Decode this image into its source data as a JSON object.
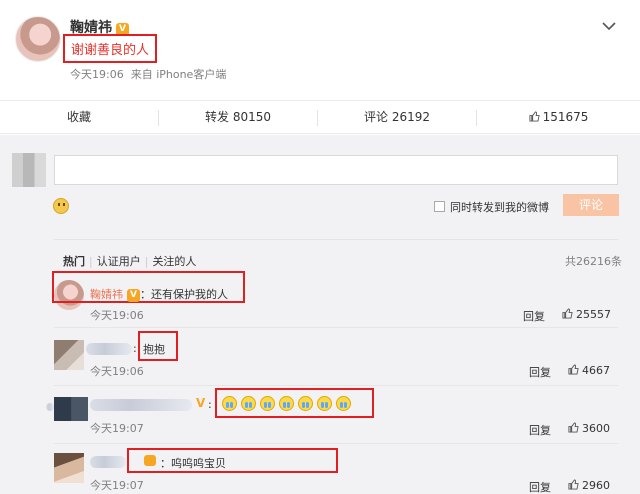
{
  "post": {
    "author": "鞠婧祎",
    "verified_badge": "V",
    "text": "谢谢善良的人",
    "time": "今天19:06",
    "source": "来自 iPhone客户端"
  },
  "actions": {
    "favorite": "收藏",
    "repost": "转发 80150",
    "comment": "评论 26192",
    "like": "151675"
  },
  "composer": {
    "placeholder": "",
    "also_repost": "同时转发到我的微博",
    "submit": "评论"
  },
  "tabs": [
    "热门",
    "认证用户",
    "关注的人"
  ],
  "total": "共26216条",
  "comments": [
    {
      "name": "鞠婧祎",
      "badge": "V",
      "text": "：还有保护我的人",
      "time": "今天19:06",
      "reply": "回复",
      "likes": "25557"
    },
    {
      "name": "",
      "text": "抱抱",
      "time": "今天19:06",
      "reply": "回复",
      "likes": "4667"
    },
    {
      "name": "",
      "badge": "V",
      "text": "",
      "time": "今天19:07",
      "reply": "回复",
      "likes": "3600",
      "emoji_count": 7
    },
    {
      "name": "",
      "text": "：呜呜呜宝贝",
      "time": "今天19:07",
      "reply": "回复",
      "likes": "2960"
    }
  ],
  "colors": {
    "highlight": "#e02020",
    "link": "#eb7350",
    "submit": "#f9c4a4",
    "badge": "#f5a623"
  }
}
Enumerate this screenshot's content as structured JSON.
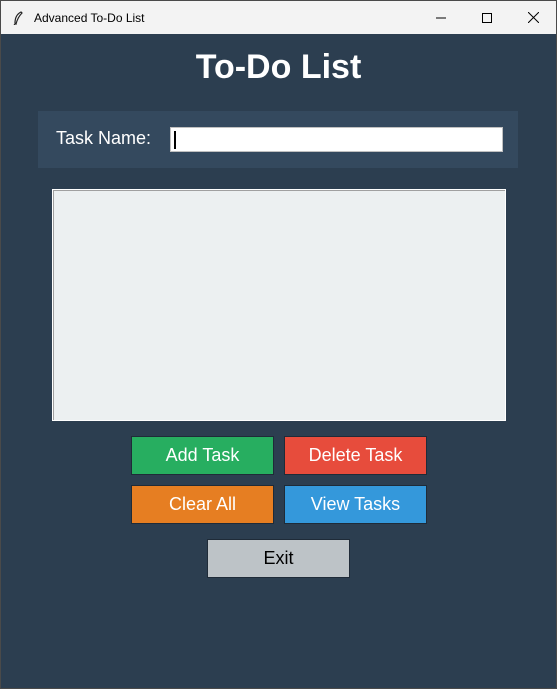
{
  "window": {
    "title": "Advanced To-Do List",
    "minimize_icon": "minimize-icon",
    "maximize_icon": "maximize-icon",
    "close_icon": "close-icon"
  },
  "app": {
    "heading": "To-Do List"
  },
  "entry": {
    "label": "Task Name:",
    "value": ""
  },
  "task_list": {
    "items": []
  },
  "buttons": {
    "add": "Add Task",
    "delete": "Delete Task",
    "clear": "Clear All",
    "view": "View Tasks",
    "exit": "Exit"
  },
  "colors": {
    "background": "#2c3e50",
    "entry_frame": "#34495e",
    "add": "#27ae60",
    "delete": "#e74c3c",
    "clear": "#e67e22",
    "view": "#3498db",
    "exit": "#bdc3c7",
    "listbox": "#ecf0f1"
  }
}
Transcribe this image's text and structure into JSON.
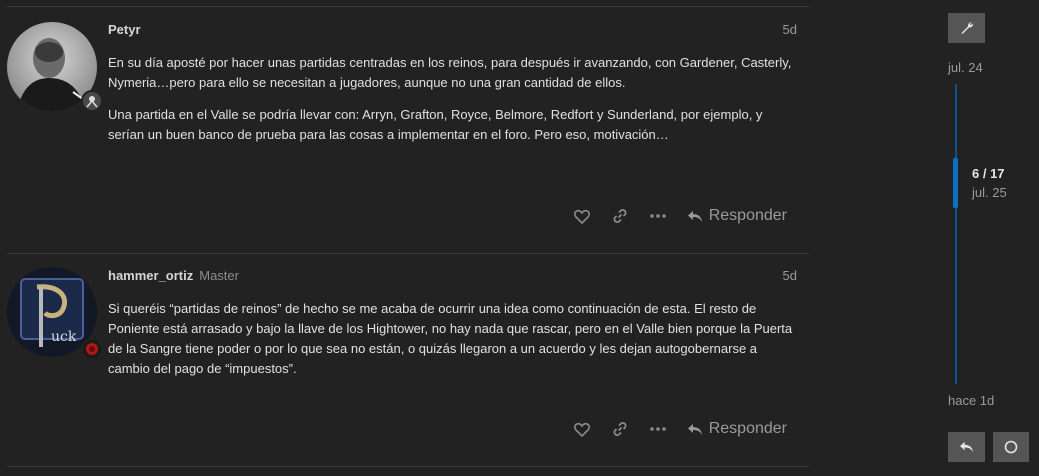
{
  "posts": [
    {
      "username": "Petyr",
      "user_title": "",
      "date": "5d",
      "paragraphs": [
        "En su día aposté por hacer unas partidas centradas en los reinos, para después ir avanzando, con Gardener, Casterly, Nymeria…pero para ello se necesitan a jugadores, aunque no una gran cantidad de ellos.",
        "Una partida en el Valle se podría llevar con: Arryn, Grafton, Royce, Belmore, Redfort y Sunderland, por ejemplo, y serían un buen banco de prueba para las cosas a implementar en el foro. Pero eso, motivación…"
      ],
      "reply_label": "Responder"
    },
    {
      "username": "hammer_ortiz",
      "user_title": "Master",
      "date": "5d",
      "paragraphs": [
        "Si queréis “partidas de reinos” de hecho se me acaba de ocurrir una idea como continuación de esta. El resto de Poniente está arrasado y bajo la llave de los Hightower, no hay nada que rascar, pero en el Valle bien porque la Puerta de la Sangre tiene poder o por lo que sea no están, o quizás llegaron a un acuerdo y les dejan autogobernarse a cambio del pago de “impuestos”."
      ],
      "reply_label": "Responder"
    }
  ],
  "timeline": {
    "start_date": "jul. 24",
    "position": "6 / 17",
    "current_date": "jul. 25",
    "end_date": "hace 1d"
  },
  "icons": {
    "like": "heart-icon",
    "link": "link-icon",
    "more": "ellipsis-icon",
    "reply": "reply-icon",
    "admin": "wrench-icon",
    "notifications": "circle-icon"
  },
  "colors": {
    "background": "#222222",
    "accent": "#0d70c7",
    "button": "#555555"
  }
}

*****

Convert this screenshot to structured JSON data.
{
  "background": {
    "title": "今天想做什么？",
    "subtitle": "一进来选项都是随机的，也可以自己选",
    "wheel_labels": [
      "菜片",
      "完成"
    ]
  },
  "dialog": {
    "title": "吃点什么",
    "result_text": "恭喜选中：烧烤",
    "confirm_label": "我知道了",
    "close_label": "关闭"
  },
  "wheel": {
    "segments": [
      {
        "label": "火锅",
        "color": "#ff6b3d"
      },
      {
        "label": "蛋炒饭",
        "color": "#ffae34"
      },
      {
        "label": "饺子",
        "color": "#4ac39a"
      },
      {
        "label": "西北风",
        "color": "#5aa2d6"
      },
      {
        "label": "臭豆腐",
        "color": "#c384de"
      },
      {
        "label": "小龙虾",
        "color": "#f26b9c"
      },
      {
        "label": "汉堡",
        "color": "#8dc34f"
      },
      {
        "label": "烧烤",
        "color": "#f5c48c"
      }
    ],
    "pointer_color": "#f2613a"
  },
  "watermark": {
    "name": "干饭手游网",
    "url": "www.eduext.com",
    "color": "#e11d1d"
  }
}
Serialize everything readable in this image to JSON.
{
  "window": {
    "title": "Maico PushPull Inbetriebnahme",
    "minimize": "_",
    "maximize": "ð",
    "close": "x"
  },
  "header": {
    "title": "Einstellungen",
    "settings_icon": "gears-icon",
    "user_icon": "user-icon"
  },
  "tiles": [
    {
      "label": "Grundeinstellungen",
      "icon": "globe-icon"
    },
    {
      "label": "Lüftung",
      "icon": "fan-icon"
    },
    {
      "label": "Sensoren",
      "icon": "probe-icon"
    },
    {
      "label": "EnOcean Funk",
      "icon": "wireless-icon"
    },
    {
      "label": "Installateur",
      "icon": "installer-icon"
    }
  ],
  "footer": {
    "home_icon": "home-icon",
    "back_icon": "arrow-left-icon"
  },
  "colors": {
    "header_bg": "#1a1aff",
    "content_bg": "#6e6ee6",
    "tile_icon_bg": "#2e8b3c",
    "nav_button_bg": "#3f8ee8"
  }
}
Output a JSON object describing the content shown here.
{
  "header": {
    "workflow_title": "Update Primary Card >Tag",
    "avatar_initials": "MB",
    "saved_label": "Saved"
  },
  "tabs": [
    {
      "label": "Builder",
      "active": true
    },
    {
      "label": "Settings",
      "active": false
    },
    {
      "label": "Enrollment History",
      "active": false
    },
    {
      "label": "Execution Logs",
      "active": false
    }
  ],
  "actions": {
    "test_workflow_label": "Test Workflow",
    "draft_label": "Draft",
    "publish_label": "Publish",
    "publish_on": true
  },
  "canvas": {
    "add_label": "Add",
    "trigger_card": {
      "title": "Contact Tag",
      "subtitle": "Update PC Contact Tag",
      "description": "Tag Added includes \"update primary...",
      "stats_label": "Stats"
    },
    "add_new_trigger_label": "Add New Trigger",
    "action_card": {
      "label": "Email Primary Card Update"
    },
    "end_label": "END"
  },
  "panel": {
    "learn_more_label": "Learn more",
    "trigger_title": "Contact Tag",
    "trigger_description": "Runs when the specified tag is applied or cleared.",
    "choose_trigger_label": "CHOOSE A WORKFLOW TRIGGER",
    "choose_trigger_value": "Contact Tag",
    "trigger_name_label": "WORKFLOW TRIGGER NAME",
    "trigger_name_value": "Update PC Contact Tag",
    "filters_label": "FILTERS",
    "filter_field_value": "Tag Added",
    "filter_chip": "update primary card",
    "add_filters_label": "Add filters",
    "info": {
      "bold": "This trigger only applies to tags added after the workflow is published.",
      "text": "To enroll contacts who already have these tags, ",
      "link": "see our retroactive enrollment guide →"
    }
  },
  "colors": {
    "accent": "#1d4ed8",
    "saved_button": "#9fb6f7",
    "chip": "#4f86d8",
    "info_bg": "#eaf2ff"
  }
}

*****

### Short exercise
Copy every line of the records above that contains "likes".

### Exercise result
      "likes": "25557"
      "likes": "4667"
      "likes": "3600",
      "likes": "2960"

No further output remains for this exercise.